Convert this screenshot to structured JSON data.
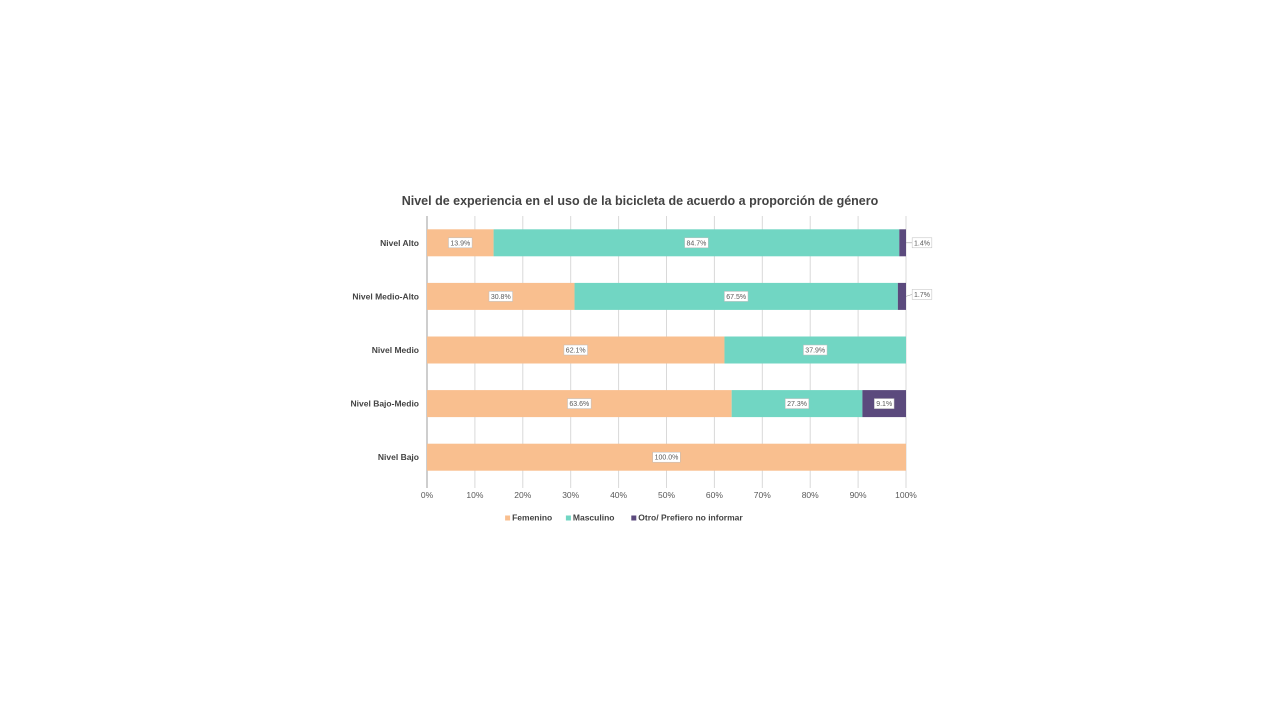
{
  "chart_data": {
    "type": "bar",
    "orientation": "horizontal",
    "stacked": "percent",
    "title": "Nivel de experiencia en el uso de la bicicleta de acuerdo a proporción de género",
    "xlabel": "",
    "ylabel": "",
    "xlim": [
      0,
      100
    ],
    "x_ticks": [
      "0%",
      "10%",
      "20%",
      "30%",
      "40%",
      "50%",
      "60%",
      "70%",
      "80%",
      "90%",
      "100%"
    ],
    "grid": true,
    "legend_position": "bottom",
    "categories": [
      "Nivel Alto",
      "Nivel Medio-Alto",
      "Nivel Medio",
      "Nivel Bajo-Medio",
      "Nivel Bajo"
    ],
    "series": [
      {
        "name": "Femenino",
        "color": "#f9bf8f",
        "values": [
          13.9,
          30.8,
          62.1,
          63.6,
          100.0
        ],
        "labels": [
          "13.9%",
          "30.8%",
          "62.1%",
          "63.6%",
          "100.0%"
        ]
      },
      {
        "name": "Masculino",
        "color": "#71d6c3",
        "values": [
          84.7,
          67.5,
          37.9,
          27.3,
          0
        ],
        "labels": [
          "84.7%",
          "67.5%",
          "37.9%",
          "27.3%",
          ""
        ]
      },
      {
        "name": "Otro/ Prefiero no informar",
        "color": "#5b4a7d",
        "values": [
          1.4,
          1.7,
          0,
          9.1,
          0
        ],
        "labels": [
          "1.4%",
          "1.7%",
          "",
          "9.1%",
          ""
        ]
      }
    ]
  }
}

————

REQUIRED WORK
Restate the records word for word, omitting images.

ANSWER FOR THIS EXERCISE
Convert this screenshot to structured JSON data.
{
  "chart_data": {
    "type": "bar",
    "orientation": "horizontal",
    "stacked": "percent",
    "title": "Nivel de experiencia en el uso de la bicicleta de acuerdo a proporción de género",
    "xlabel": "",
    "ylabel": "",
    "xlim": [
      0,
      100
    ],
    "x_ticks": [
      "0%",
      "10%",
      "20%",
      "30%",
      "40%",
      "50%",
      "60%",
      "70%",
      "80%",
      "90%",
      "100%"
    ],
    "grid": true,
    "legend_position": "bottom",
    "categories": [
      "Nivel Alto",
      "Nivel Medio-Alto",
      "Nivel Medio",
      "Nivel Bajo-Medio",
      "Nivel Bajo"
    ],
    "series": [
      {
        "name": "Femenino",
        "color": "#f9bf8f",
        "values": [
          13.9,
          30.8,
          62.1,
          63.6,
          100.0
        ],
        "labels": [
          "13.9%",
          "30.8%",
          "62.1%",
          "63.6%",
          "100.0%"
        ]
      },
      {
        "name": "Masculino",
        "color": "#71d6c3",
        "values": [
          84.7,
          67.5,
          37.9,
          27.3,
          0
        ],
        "labels": [
          "84.7%",
          "67.5%",
          "37.9%",
          "27.3%",
          ""
        ]
      },
      {
        "name": "Otro/ Prefiero no informar",
        "color": "#5b4a7d",
        "values": [
          1.4,
          1.7,
          0,
          9.1,
          0
        ],
        "labels": [
          "1.4%",
          "1.7%",
          "",
          "9.1%",
          ""
        ]
      }
    ]
  }
}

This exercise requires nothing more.